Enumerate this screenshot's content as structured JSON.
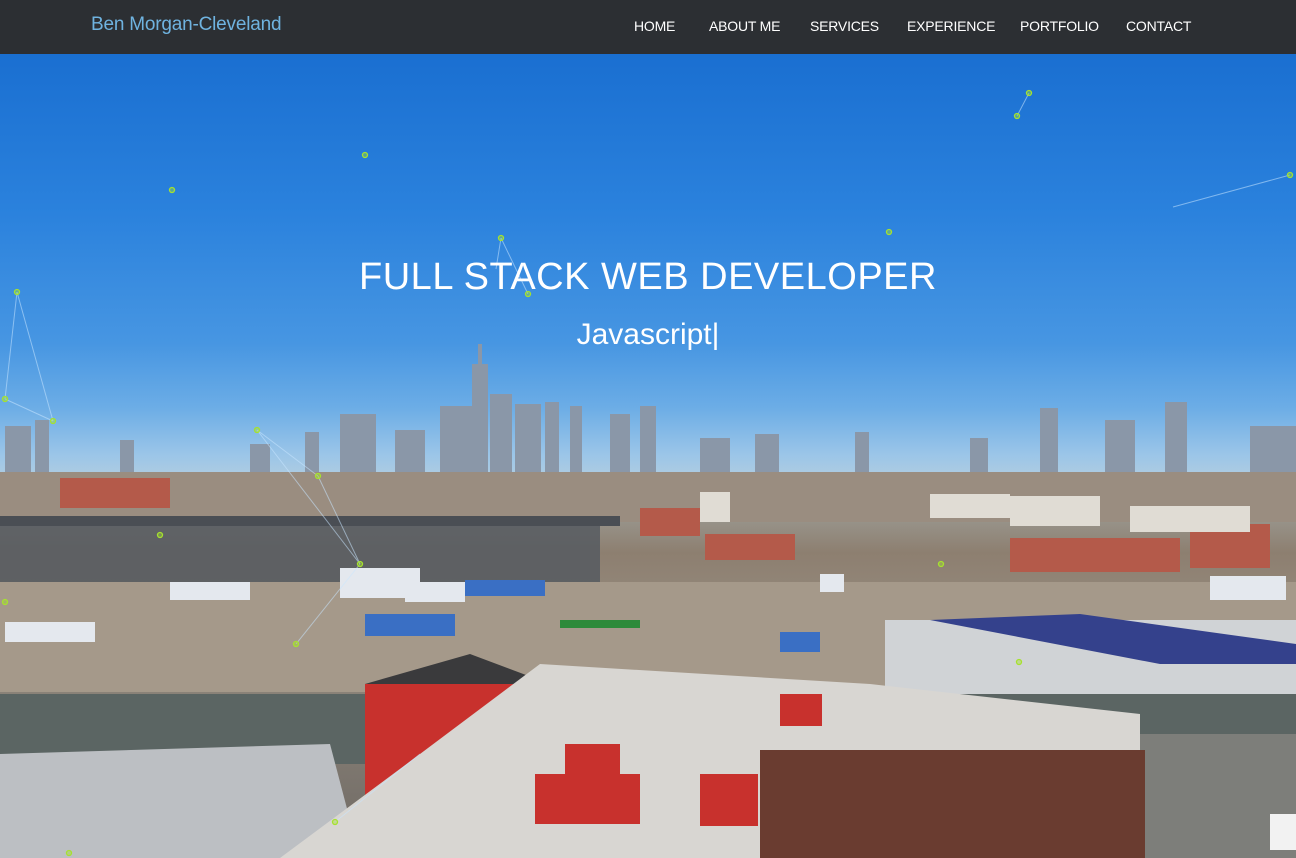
{
  "brand": {
    "name": "Ben Morgan-Cleveland"
  },
  "nav": {
    "items": [
      {
        "label": "HOME"
      },
      {
        "label": "ABOUT ME"
      },
      {
        "label": "SERVICES"
      },
      {
        "label": "EXPERIENCE"
      },
      {
        "label": "PORTFOLIO"
      },
      {
        "label": "CONTACT"
      }
    ]
  },
  "hero": {
    "title": "FULL STACK WEB DEVELOPER",
    "typed_text": "Javascript",
    "cursor": "|"
  },
  "colors": {
    "navbar_bg": "#2c2f33",
    "brand": "#6fb3e0",
    "particle": "#a6e22e"
  }
}
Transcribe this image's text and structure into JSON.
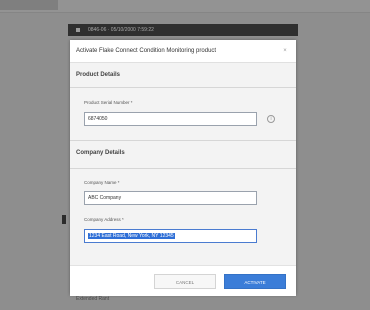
{
  "background": {
    "topbar_left_text": "",
    "topbar_right_text": "",
    "strip_text": "0846-06 · 05/10/2000 7:59:22",
    "bottom_text": "Extended Rant"
  },
  "modal": {
    "title": "Activate Flake Connect Condition Monitoring product",
    "close_symbol": "×",
    "product_section": {
      "title": "Product Details",
      "serial_label": "Product Serial Number *",
      "serial_value": "6874050",
      "info_symbol": "i"
    },
    "company_section": {
      "title": "Company Details",
      "name_label": "Company Name *",
      "name_value": "ABC Company",
      "address_label": "Company Address *",
      "address_value": "1234 East Road, New York, NY 12345"
    },
    "footer": {
      "cancel_label": "CANCEL",
      "activate_label": "ACTIVATE"
    }
  },
  "colors": {
    "overlay": "#8e8e8e",
    "primary_button": "#3b7dd8",
    "selection": "#2f6fd6"
  }
}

== == ==

WHAT YOU HAVE TO DO: All of the entries need to be transcribed word for word; pictures are left out.

RESPONSE BELOW:
Enumerate this screenshot's content as structured JSON.
{
  "brand": {
    "name": "Ben Morgan-Cleveland"
  },
  "nav": {
    "items": [
      {
        "label": "HOME"
      },
      {
        "label": "ABOUT ME"
      },
      {
        "label": "SERVICES"
      },
      {
        "label": "EXPERIENCE"
      },
      {
        "label": "PORTFOLIO"
      },
      {
        "label": "CONTACT"
      }
    ]
  },
  "hero": {
    "title": "FULL STACK WEB DEVELOPER",
    "typed_text": "Javascript",
    "cursor": "|"
  },
  "colors": {
    "navbar_bg": "#2c2f33",
    "brand": "#6fb3e0",
    "particle": "#a6e22e"
  }
}
Transcribe this image's text and structure into JSON.
{
  "background": {
    "topbar_left_text": "",
    "topbar_right_text": "",
    "strip_text": "0846-06 · 05/10/2000 7:59:22",
    "bottom_text": "Extended Rant"
  },
  "modal": {
    "title": "Activate Flake Connect Condition Monitoring product",
    "close_symbol": "×",
    "product_section": {
      "title": "Product Details",
      "serial_label": "Product Serial Number *",
      "serial_value": "6874050",
      "info_symbol": "i"
    },
    "company_section": {
      "title": "Company Details",
      "name_label": "Company Name *",
      "name_value": "ABC Company",
      "address_label": "Company Address *",
      "address_value": "1234 East Road, New York, NY 12345"
    },
    "footer": {
      "cancel_label": "CANCEL",
      "activate_label": "ACTIVATE"
    }
  },
  "colors": {
    "overlay": "#8e8e8e",
    "primary_button": "#3b7dd8",
    "selection": "#2f6fd6"
  }
}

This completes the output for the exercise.